Read through the data and report every line in which the word "иметь" occurs.
:: Listed entries ::
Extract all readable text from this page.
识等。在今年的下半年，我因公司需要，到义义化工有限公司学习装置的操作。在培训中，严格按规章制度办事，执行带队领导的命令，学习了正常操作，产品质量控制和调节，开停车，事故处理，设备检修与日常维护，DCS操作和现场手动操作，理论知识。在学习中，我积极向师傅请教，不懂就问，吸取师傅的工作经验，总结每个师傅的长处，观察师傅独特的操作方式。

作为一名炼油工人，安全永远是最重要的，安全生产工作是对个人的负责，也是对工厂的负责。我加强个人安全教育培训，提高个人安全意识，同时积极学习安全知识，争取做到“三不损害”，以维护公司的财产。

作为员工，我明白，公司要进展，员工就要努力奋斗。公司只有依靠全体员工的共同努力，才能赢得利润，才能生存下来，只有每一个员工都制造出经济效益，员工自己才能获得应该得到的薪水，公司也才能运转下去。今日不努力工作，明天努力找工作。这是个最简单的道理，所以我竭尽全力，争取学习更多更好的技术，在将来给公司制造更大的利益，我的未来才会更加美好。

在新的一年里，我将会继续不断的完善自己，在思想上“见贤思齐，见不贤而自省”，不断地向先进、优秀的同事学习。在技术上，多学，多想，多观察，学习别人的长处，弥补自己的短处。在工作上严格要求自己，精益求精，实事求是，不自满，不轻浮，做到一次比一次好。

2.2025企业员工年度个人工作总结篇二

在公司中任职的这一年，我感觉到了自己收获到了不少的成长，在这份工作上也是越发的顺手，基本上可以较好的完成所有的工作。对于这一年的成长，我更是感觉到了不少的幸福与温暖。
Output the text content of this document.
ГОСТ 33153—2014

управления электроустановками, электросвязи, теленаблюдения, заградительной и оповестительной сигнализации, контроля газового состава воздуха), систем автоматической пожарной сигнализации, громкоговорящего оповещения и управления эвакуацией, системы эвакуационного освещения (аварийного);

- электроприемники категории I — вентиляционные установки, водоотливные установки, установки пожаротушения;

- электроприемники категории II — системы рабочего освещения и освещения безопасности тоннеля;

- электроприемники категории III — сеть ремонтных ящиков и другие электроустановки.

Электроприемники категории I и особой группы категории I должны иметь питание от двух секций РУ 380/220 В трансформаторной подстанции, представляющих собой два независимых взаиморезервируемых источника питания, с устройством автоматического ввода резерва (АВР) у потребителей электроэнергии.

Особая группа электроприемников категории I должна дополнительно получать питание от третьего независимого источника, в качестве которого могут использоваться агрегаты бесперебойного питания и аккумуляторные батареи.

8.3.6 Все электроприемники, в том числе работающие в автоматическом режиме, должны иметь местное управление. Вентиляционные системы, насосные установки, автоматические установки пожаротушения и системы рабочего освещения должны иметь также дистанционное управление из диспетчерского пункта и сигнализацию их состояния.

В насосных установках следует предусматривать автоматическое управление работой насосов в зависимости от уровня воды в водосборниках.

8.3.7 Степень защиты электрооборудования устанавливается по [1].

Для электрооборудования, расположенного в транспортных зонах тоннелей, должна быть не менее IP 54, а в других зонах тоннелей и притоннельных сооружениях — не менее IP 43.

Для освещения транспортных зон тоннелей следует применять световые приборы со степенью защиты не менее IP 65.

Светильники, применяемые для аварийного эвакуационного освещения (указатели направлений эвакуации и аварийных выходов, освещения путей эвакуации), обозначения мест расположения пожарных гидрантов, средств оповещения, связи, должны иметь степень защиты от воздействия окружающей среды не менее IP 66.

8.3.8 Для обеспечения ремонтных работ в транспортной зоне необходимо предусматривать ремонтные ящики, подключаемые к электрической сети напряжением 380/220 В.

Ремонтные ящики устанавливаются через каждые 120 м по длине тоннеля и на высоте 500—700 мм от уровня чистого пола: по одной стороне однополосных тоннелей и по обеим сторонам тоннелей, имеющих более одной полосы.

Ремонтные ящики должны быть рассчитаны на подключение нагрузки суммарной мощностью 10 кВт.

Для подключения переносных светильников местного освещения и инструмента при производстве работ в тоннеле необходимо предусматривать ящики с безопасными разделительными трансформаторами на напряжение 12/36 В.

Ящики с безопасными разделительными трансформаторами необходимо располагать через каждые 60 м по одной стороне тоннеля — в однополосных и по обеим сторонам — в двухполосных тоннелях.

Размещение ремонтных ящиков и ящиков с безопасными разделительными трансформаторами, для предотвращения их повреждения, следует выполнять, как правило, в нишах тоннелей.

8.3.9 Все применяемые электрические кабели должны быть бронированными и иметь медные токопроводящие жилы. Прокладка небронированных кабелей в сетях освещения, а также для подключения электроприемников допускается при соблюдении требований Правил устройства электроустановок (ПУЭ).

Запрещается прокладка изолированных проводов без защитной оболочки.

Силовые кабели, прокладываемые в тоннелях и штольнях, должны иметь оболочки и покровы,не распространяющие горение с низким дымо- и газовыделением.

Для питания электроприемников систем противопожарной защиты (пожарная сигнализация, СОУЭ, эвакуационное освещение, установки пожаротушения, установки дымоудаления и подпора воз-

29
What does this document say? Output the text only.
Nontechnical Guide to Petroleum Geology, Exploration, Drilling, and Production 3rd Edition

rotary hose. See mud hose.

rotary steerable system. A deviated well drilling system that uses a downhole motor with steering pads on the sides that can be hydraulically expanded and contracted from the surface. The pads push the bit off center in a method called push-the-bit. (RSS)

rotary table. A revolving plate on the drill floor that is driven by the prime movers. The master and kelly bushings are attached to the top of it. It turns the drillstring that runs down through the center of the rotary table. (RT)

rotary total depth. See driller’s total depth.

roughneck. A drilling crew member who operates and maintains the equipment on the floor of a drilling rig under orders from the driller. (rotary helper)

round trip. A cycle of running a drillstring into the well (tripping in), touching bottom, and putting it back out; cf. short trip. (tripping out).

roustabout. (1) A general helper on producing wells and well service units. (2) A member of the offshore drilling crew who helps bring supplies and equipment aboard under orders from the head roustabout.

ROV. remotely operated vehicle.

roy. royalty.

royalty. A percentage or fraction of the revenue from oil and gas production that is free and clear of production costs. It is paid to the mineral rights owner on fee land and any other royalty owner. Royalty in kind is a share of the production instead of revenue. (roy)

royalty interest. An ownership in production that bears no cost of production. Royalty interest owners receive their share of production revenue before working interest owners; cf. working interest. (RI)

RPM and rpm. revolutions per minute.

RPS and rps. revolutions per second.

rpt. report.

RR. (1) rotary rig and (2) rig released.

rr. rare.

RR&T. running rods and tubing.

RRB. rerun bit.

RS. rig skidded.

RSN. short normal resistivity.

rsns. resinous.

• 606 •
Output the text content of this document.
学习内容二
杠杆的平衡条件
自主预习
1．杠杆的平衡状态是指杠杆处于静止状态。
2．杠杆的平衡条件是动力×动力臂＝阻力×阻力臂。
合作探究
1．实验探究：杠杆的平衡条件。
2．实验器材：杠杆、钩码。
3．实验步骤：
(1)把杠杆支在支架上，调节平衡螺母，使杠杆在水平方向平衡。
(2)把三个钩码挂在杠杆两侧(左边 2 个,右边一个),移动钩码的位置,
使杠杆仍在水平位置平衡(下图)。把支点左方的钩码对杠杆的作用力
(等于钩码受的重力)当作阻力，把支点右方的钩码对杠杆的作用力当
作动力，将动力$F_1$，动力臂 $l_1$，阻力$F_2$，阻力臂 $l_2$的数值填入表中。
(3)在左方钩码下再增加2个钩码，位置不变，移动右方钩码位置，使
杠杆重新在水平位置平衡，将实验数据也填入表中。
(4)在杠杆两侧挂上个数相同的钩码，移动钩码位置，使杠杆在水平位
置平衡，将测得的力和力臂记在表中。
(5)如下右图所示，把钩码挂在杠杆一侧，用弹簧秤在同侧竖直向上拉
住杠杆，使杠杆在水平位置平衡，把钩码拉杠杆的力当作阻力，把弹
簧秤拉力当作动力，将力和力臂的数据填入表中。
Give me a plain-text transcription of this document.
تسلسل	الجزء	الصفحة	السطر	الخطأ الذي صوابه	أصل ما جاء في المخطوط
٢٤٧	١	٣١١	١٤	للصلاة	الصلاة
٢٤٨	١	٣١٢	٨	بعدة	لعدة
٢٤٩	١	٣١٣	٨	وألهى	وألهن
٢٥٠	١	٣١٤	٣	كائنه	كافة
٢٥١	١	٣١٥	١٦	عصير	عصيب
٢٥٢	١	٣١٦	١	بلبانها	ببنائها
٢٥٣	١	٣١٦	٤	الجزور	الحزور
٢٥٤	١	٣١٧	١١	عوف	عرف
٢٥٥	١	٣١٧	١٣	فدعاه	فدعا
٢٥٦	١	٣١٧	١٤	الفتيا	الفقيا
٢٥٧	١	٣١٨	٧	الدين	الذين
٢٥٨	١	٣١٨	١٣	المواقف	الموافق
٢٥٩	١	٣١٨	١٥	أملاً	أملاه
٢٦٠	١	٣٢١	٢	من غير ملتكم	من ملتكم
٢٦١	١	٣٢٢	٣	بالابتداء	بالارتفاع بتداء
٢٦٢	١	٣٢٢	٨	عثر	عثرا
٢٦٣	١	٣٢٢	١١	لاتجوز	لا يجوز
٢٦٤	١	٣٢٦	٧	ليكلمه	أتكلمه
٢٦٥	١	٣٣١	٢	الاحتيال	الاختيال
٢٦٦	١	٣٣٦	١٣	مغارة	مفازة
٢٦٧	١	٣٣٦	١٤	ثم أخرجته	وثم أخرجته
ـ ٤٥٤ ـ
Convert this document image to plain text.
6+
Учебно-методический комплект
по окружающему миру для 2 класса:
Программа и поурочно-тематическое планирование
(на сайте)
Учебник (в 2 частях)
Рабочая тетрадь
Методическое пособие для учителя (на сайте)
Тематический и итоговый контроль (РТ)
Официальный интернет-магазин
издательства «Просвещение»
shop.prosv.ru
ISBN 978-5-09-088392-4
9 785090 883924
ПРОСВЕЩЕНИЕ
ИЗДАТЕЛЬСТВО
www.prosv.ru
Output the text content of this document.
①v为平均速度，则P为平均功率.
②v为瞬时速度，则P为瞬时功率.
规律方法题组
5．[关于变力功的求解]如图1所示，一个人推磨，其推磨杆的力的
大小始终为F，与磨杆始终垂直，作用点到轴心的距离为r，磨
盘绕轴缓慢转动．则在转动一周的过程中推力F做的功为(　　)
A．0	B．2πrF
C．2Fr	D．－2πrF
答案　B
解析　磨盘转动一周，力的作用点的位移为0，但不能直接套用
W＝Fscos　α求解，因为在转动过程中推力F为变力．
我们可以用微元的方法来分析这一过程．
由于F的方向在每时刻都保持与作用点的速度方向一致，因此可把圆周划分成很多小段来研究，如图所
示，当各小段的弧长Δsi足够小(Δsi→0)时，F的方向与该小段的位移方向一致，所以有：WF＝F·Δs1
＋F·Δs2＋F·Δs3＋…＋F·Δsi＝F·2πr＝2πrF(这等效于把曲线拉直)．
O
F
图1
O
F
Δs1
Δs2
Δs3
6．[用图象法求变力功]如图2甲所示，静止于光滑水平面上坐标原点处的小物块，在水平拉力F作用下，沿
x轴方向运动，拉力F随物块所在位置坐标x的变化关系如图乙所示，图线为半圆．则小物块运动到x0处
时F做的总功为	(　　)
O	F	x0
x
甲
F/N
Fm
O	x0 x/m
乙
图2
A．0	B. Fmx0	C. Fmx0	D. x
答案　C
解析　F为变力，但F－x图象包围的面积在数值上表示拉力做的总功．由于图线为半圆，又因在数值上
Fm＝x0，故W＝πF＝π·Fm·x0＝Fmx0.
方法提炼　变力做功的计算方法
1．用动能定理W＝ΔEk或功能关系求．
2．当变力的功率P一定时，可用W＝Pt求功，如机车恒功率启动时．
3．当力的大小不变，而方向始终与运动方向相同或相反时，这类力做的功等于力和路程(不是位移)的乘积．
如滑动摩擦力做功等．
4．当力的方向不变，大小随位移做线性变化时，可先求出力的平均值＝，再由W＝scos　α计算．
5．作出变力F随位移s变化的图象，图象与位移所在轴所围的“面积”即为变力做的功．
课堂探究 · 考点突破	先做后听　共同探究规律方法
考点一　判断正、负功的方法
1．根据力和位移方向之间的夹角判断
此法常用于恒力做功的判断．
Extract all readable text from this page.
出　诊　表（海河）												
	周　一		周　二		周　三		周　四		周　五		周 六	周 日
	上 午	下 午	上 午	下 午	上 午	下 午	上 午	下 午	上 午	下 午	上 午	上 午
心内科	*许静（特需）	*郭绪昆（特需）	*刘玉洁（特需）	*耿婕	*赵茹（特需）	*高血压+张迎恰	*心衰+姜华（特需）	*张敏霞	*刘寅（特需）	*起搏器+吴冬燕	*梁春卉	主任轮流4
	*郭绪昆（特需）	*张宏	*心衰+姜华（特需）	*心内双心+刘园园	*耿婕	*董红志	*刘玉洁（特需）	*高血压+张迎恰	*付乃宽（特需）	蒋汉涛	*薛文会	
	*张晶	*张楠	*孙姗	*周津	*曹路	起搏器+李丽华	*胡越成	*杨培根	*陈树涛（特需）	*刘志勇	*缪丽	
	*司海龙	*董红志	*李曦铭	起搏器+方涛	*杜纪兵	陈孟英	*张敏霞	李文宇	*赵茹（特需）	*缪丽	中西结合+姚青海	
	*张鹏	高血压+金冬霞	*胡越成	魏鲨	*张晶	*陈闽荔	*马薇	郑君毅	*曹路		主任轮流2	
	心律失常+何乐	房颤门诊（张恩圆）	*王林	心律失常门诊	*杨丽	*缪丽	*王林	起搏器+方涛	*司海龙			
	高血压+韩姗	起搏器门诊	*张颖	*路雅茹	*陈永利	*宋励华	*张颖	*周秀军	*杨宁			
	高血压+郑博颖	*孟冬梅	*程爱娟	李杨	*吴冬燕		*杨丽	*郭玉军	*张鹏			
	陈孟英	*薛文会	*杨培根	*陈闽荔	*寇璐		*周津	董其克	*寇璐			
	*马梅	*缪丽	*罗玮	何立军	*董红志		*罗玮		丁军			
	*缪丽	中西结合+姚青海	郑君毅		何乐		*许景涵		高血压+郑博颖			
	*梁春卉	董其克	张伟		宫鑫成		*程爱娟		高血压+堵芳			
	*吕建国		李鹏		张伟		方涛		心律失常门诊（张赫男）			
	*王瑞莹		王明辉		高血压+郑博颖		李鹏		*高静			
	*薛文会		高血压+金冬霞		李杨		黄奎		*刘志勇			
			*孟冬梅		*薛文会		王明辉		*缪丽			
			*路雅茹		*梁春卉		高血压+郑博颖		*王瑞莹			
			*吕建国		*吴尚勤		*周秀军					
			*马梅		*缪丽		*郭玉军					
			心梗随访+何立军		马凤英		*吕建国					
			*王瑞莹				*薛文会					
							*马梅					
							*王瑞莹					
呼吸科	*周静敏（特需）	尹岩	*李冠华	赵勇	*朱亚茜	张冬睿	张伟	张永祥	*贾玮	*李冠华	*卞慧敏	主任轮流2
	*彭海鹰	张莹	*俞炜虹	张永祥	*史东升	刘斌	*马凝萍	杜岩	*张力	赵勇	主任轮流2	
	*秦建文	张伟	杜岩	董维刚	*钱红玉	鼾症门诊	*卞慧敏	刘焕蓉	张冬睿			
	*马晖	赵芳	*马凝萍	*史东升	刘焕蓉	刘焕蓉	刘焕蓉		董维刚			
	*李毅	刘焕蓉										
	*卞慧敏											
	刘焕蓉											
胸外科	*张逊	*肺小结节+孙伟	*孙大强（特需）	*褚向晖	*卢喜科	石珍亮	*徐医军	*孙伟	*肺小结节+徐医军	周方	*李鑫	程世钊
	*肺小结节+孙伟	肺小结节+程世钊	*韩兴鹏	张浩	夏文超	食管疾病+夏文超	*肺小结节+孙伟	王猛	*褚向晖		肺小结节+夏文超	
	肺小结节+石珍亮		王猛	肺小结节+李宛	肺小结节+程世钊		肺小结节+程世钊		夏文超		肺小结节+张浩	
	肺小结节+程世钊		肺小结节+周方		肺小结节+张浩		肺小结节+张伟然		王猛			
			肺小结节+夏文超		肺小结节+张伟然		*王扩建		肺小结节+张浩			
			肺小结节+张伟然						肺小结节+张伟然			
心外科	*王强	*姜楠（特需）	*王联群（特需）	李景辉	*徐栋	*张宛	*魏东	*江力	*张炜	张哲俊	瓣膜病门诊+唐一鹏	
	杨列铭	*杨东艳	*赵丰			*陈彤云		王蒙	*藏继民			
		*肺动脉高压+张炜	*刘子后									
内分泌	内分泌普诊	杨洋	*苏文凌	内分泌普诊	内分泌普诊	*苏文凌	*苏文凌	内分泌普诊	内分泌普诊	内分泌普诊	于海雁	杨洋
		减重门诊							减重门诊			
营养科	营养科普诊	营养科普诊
:::
## Answer to this problem
Электроприемники категории I и особой группы категории I должны иметь питание от двух секций РУ 380/220 В трансформаторной подстанции, представляющих собой два независимых взаиморезервируемых источника питания, с устройством автоматического ввода резерва (АВР) у потребителей электроэнергии.
8.3.6 Все электроприемники, в том числе работающие в автоматическом режиме, должны иметь местное управление. Вентиляционные системы, насосные установки, автоматические установки пожаротушения и системы рабочего освещения должны иметь также дистанционное управление из диспетчерского пункта и сигнализацию их состояния.
Светильники, применяемые для аварийного эвакуационного освещения (указатели направлений эвакуации и аварийных выходов, освещения путей эвакуации), обозначения мест расположения пожарных гидрантов, средств оповещения, связи, должны иметь степень защиты от воздействия окружающей среды не менее IP 66.
8.3.9 Все применяемые электрические кабели должны быть бронированными и иметь медные токопроводящие жилы. Прокладка небронированных кабелей в сетях освещения, а также для подключения электроприемников допускается при соблюдении требований Правил устройства электроустановок (ПУЭ).
Силовые кабели, прокладываемые в тоннелях и штольнях, должны иметь оболочки и покровы,не распространяющие горение с низким дымо- и газовыделением.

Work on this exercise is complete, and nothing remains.